§ TASK PROMPT: Output the entries verbatim, including every line.

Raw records
+---+
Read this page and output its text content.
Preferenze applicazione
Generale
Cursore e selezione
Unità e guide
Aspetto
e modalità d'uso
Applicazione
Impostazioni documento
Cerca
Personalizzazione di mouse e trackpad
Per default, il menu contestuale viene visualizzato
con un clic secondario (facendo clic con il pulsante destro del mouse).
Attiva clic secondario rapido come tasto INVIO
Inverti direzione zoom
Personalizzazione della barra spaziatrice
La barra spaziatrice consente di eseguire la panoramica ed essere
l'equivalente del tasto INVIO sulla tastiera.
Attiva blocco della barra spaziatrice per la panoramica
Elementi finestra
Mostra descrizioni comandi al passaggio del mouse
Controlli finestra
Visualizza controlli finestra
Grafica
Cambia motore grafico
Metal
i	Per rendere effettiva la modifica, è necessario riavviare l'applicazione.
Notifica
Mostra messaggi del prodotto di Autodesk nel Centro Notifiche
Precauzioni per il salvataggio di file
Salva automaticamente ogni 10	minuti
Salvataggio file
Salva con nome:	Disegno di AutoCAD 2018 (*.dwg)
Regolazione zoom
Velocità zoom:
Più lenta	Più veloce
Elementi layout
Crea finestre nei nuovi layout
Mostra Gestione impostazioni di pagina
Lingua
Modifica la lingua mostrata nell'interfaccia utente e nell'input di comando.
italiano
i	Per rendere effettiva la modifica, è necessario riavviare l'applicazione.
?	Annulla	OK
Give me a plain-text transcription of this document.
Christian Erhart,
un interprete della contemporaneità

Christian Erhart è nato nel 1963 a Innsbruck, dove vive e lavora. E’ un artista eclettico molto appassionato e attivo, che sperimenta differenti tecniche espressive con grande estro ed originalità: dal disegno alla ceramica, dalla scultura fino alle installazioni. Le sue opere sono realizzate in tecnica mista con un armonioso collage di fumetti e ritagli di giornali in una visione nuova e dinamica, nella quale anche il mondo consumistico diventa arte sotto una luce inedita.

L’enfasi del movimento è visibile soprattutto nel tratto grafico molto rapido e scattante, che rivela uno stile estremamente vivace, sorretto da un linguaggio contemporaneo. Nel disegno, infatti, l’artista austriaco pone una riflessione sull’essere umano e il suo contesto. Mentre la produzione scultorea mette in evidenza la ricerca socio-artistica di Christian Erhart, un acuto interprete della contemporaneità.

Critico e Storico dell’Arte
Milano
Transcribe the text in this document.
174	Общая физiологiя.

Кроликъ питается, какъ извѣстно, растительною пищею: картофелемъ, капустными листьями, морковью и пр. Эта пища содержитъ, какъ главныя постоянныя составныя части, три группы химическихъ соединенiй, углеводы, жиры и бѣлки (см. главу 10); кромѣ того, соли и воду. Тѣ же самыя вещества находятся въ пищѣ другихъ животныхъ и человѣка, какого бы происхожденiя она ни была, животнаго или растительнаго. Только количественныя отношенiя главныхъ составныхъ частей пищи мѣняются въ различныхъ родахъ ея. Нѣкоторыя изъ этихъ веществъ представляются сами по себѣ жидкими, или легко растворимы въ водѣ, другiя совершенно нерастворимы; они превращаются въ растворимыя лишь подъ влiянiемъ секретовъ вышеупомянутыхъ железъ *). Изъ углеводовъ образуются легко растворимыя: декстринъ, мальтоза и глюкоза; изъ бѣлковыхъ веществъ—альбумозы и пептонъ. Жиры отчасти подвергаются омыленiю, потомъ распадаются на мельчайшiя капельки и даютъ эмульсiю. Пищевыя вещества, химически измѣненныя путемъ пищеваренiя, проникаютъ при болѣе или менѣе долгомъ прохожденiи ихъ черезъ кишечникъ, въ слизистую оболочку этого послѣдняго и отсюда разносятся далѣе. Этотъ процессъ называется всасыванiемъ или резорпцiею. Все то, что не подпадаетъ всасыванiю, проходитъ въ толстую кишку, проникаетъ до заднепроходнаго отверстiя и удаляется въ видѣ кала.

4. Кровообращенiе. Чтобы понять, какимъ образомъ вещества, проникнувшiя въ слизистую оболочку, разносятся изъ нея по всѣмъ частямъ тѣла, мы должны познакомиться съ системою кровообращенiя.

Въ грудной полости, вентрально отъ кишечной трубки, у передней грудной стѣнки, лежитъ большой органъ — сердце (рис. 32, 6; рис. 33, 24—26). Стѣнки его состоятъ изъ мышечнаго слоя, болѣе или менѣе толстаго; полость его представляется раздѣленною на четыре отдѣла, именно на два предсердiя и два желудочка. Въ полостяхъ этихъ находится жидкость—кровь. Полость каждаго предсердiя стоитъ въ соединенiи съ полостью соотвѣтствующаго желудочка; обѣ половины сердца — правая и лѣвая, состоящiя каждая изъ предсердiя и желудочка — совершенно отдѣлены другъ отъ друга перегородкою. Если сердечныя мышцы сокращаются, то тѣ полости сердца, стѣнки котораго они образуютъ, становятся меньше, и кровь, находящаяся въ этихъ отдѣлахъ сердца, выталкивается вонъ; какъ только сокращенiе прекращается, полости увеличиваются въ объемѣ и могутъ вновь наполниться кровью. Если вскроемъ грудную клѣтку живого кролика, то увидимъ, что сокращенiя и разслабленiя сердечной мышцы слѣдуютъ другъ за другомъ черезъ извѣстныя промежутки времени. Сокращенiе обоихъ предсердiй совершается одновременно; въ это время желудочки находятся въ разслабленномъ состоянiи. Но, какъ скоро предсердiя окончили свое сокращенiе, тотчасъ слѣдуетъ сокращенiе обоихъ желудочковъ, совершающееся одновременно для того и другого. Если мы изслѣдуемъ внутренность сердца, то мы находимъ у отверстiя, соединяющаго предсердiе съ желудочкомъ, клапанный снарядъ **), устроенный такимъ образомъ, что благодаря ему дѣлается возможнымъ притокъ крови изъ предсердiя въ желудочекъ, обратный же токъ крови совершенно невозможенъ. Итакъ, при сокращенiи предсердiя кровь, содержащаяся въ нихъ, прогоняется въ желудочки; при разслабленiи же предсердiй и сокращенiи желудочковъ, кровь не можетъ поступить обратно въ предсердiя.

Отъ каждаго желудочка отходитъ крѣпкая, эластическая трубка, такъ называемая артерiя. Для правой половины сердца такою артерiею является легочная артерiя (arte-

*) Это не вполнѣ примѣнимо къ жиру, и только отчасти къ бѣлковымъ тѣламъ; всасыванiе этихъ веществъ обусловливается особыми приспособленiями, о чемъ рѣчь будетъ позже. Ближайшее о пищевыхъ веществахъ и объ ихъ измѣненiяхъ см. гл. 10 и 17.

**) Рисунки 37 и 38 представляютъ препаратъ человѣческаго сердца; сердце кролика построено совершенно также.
+---+
§ SOLUTION TO THE EXERCISE:
Read this page and output its text content.
Preferenze applicazione
Generale
Cursore e selezione
Unità e guide
Aspetto
e modalità d'uso
Applicazione
Impostazioni documento
Cerca
Personalizzazione di mouse e trackpad
Per default, il menu contestuale viene visualizzato
con un clic secondario (facendo clic con il pulsante destro del mouse).
Attiva clic secondario rapido come tasto INVIO
Inverti direzione zoom
Personalizzazione della barra spaziatrice
La barra spaziatrice consente di eseguire la panoramica ed essere
l'equivalente del tasto INVIO sulla tastiera.
Attiva blocco della barra spaziatrice per la panoramica
Elementi finestra
Mostra descrizioni comandi al passaggio del mouse
Controlli finestra
Visualizza controlli finestra
Grafica
Cambia motore grafico
Metal
i	Per rendere effettiva la modifica, è necessario riavviare l'applicazione.
Notifica
Mostra messaggi del prodotto di Autodesk nel Centro Notifiche
Precauzioni per il salvataggio di file
Salva automaticamente ogni 10	minuti
Salvataggio file
Salva con nome:	Disegno di AutoCAD 2018 (*.dwg)
Regolazione zoom
Velocità zoom:
Più lenta	Più veloce
Elementi layout
Crea finestre nei nuovi layout
Mostra Gestione impostazioni di pagina
Lingua
Modifica la lingua mostrata nell'interfaccia utente e nell'input di comando.
italiano
i	Per rendere effettiva la modifica, è necessario riavviare l'applicazione.
?	Annulla	OK
Give me a plain-text transcription of this document.
Christian Erhart,
un interprete della contemporaneità

Christian Erhart è nato nel 1963 a Innsbruck, dove vive e lavora. E’ un artista eclettico molto appassionato e attivo, che sperimenta differenti tecniche espressive con grande estro ed originalità: dal disegno alla ceramica, dalla scultura fino alle installazioni. Le sue opere sono realizzate in tecnica mista con un armonioso collage di fumetti e ritagli di giornali in una visione nuova e dinamica, nella quale anche il mondo consumistico diventa arte sotto una luce inedita.

L’enfasi del movimento è visibile soprattutto nel tratto grafico molto rapido e scattante, che rivela uno stile estremamente vivace, sorretto da un linguaggio contemporaneo. Nel disegno, infatti, l’artista austriaco pone una riflessione sull’essere umano e il suo contesto. Mentre la produzione scultorea mette in evidenza la ricerca socio-artistica di Christian Erhart, un acuto interprete della contemporaneità.

Critico e Storico dell’Arte
Milano
Transcribe the text in this document.
174	Общая физiологiя.

Кроликъ питается, какъ извѣстно, растительною пищею: картофелемъ, капустными листьями, морковью и пр. Эта пища содержитъ, какъ главныя постоянныя составныя части, три группы химическихъ соединенiй, углеводы, жиры и бѣлки (см. главу 10); кромѣ того, соли и воду. Тѣ же самыя вещества находятся въ пищѣ другихъ животныхъ и человѣка, какого бы происхожденiя она ни была, животнаго или растительнаго. Только количественныя отношенiя главныхъ составныхъ частей пищи мѣняются въ различныхъ родахъ ея. Нѣкоторыя изъ этихъ веществъ представляются сами по себѣ жидкими, или легко растворимы въ водѣ, другiя совершенно нерастворимы; они превращаются въ растворимыя лишь подъ влiянiемъ секретовъ вышеупомянутыхъ железъ *). Изъ углеводовъ образуются легко растворимыя: декстринъ, мальтоза и глюкоза; изъ бѣлковыхъ веществъ—альбумозы и пептонъ. Жиры отчасти подвергаются омыленiю, потомъ распадаются на мельчайшiя капельки и даютъ эмульсiю. Пищевыя вещества, химически измѣненныя путемъ пищеваренiя, проникаютъ при болѣе или менѣе долгомъ прохожденiи ихъ черезъ кишечникъ, въ слизистую оболочку этого послѣдняго и отсюда разносятся далѣе. Этотъ процессъ называется всасыванiемъ или резорпцiею. Все то, что не подпадаетъ всасыванiю, проходитъ въ толстую кишку, проникаетъ до заднепроходнаго отверстiя и удаляется въ видѣ кала.

4. Кровообращенiе. Чтобы понять, какимъ образомъ вещества, проникнувшiя въ слизистую оболочку, разносятся изъ нея по всѣмъ частямъ тѣла, мы должны познакомиться съ системою кровообращенiя.

Въ грудной полости, вентрально отъ кишечной трубки, у передней грудной стѣнки, лежитъ большой органъ — сердце (рис. 32, 6; рис. 33, 24—26). Стѣнки его состоятъ изъ мышечнаго слоя, болѣе или менѣе толстаго; полость его представляется раздѣленною на четыре отдѣла, именно на два предсердiя и два желудочка. Въ полостяхъ этихъ находится жидкость—кровь. Полость каждаго предсердiя стоитъ въ соединенiи съ полостью соотвѣтствующаго желудочка; обѣ половины сердца — правая и лѣвая, состоящiя каждая изъ предсердiя и желудочка — совершенно отдѣлены другъ отъ друга перегородкою. Если сердечныя мышцы сокращаются, то тѣ полости сердца, стѣнки котораго они образуютъ, становятся меньше, и кровь, находящаяся въ этихъ отдѣлахъ сердца, выталкивается вонъ; какъ только сокращенiе прекращается, полости увеличиваются въ объемѣ и могутъ вновь наполниться кровью. Если вскроемъ грудную клѣтку живого кролика, то увидимъ, что сокращенiя и разслабленiя сердечной мышцы слѣдуютъ другъ за другомъ черезъ извѣстныя промежутки времени. Сокращенiе обоихъ предсердiй совершается одновременно; въ это время желудочки находятся въ разслабленномъ состоянiи. Но, какъ скоро предсердiя окончили свое сокращенiе, тотчасъ слѣдуетъ сокращенiе обоихъ желудочковъ, совершающееся одновременно для того и другого. Если мы изслѣдуемъ внутренность сердца, то мы находимъ у отверстiя, соединяющаго предсердiе съ желудочкомъ, клапанный снарядъ **), устроенный такимъ образомъ, что благодаря ему дѣлается возможнымъ притокъ крови изъ предсердiя въ желудочекъ, обратный же токъ крови совершенно невозможенъ. Итакъ, при сокращенiи предсердiя кровь, содержащаяся въ нихъ, прогоняется въ желудочки; при разслабленiи же предсердiй и сокращенiи желудочковъ, кровь не можетъ поступить обратно въ предсердiя.

Отъ каждаго желудочка отходитъ крѣпкая, эластическая трубка, такъ называемая артерiя. Для правой половины сердца такою артерiею является легочная артерiя (arte-

*) Это не вполнѣ примѣнимо къ жиру, и только отчасти къ бѣлковымъ тѣламъ; всасыванiе этихъ веществъ обусловливается особыми приспособленiями, о чемъ рѣчь будетъ позже. Ближайшее о пищевыхъ веществахъ и объ ихъ измѣненiяхъ см. гл. 10 и 17.

**) Рисунки 37 и 38 представляютъ препаратъ человѣческаго сердца; сердце кролика построено совершенно также.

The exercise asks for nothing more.